◆ Directions for this task: Write out all the material exactly. Leave nothing out.

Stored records
.....

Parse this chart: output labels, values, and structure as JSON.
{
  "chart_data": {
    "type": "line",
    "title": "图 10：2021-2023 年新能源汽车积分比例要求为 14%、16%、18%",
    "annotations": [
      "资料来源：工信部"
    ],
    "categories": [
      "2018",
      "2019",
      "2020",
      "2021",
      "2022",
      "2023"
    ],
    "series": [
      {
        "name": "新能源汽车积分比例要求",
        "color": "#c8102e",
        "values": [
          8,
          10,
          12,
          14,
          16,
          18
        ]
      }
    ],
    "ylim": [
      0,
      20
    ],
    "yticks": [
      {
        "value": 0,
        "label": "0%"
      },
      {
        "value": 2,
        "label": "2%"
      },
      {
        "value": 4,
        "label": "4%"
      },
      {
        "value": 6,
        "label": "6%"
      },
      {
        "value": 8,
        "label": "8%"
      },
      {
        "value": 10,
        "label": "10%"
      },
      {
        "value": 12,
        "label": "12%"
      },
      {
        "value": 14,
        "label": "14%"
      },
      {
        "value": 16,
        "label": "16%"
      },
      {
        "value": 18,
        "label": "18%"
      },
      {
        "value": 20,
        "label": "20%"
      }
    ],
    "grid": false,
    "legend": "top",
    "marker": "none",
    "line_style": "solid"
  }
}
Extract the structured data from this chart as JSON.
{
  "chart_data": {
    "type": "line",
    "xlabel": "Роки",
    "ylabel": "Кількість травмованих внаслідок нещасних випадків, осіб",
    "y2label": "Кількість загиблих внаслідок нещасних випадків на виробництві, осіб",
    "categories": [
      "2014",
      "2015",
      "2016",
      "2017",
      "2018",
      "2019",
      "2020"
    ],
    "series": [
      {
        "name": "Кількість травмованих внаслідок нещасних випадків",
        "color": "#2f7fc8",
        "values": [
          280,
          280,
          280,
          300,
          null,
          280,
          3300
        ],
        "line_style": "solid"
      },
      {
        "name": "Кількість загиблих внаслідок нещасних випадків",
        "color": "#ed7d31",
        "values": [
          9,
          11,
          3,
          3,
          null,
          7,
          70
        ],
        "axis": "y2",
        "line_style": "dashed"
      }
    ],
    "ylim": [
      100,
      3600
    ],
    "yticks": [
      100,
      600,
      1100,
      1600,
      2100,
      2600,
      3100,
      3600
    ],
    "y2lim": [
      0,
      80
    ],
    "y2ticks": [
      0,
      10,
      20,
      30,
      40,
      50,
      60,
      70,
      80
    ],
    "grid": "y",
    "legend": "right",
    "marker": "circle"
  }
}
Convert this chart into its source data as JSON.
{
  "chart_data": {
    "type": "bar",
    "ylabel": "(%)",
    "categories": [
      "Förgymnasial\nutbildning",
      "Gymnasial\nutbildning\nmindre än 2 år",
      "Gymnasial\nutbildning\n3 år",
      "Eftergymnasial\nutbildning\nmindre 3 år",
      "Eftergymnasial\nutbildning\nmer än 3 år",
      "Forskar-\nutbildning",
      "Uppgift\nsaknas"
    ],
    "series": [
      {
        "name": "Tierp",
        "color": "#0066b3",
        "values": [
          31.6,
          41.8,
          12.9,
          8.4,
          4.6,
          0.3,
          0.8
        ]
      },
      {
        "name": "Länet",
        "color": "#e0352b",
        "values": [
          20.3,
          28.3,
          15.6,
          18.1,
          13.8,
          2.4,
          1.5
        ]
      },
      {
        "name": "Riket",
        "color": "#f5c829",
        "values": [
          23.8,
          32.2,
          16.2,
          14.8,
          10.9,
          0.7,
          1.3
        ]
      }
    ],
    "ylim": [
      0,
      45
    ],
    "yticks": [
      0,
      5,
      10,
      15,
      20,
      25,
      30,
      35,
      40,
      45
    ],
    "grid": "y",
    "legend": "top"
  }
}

.....

◆ Completed exercise:
Parse this chart: output labels, values, and structure as JSON.
{
  "chart_data": {
    "type": "line",
    "title": "图 10：2021-2023 年新能源汽车积分比例要求为 14%、16%、18%",
    "annotations": [
      "资料来源：工信部"
    ],
    "categories": [
      "2018",
      "2019",
      "2020",
      "2021",
      "2022",
      "2023"
    ],
    "series": [
      {
        "name": "新能源汽车积分比例要求",
        "color": "#c8102e",
        "values": [
          8,
          10,
          12,
          14,
          16,
          18
        ]
      }
    ],
    "ylim": [
      0,
      20
    ],
    "yticks": [
      {
        "value": 0,
        "label": "0%"
      },
      {
        "value": 2,
        "label": "2%"
      },
      {
        "value": 4,
        "label": "4%"
      },
      {
        "value": 6,
        "label": "6%"
      },
      {
        "value": 8,
        "label": "8%"
      },
      {
        "value": 10,
        "label": "10%"
      },
      {
        "value": 12,
        "label": "12%"
      },
      {
        "value": 14,
        "label": "14%"
      },
      {
        "value": 16,
        "label": "16%"
      },
      {
        "value": 18,
        "label": "18%"
      },
      {
        "value": 20,
        "label": "20%"
      }
    ],
    "grid": false,
    "legend": "top",
    "marker": "none",
    "line_style": "solid"
  }
}
Extract the structured data from this chart as JSON.
{
  "chart_data": {
    "type": "line",
    "xlabel": "Роки",
    "ylabel": "Кількість травмованих внаслідок нещасних випадків, осіб",
    "y2label": "Кількість загиблих внаслідок нещасних випадків на виробництві, осіб",
    "categories": [
      "2014",
      "2015",
      "2016",
      "2017",
      "2018",
      "2019",
      "2020"
    ],
    "series": [
      {
        "name": "Кількість травмованих внаслідок нещасних випадків",
        "color": "#2f7fc8",
        "values": [
          280,
          280,
          280,
          300,
          null,
          280,
          3300
        ],
        "line_style": "solid"
      },
      {
        "name": "Кількість загиблих внаслідок нещасних випадків",
        "color": "#ed7d31",
        "values": [
          9,
          11,
          3,
          3,
          null,
          7,
          70
        ],
        "axis": "y2",
        "line_style": "dashed"
      }
    ],
    "ylim": [
      100,
      3600
    ],
    "yticks": [
      100,
      600,
      1100,
      1600,
      2100,
      2600,
      3100,
      3600
    ],
    "y2lim": [
      0,
      80
    ],
    "y2ticks": [
      0,
      10,
      20,
      30,
      40,
      50,
      60,
      70,
      80
    ],
    "grid": "y",
    "legend": "right",
    "marker": "circle"
  }
}
Convert this chart into its source data as JSON.
{
  "chart_data": {
    "type": "bar",
    "ylabel": "(%)",
    "categories": [
      "Förgymnasial\nutbildning",
      "Gymnasial\nutbildning\nmindre än 2 år",
      "Gymnasial\nutbildning\n3 år",
      "Eftergymnasial\nutbildning\nmindre 3 år",
      "Eftergymnasial\nutbildning\nmer än 3 år",
      "Forskar-\nutbildning",
      "Uppgift\nsaknas"
    ],
    "series": [
      {
        "name": "Tierp",
        "color": "#0066b3",
        "values": [
          31.6,
          41.8,
          12.9,
          8.4,
          4.6,
          0.3,
          0.8
        ]
      },
      {
        "name": "Länet",
        "color": "#e0352b",
        "values": [
          20.3,
          28.3,
          15.6,
          18.1,
          13.8,
          2.4,
          1.5
        ]
      },
      {
        "name": "Riket",
        "color": "#f5c829",
        "values": [
          23.8,
          32.2,
          16.2,
          14.8,
          10.9,
          0.7,
          1.3
        ]
      }
    ],
    "ylim": [
      0,
      45
    ],
    "yticks": [
      0,
      5,
      10,
      15,
      20,
      25,
      30,
      35,
      40,
      45
    ],
    "grid": "y",
    "legend": "top"
  }
}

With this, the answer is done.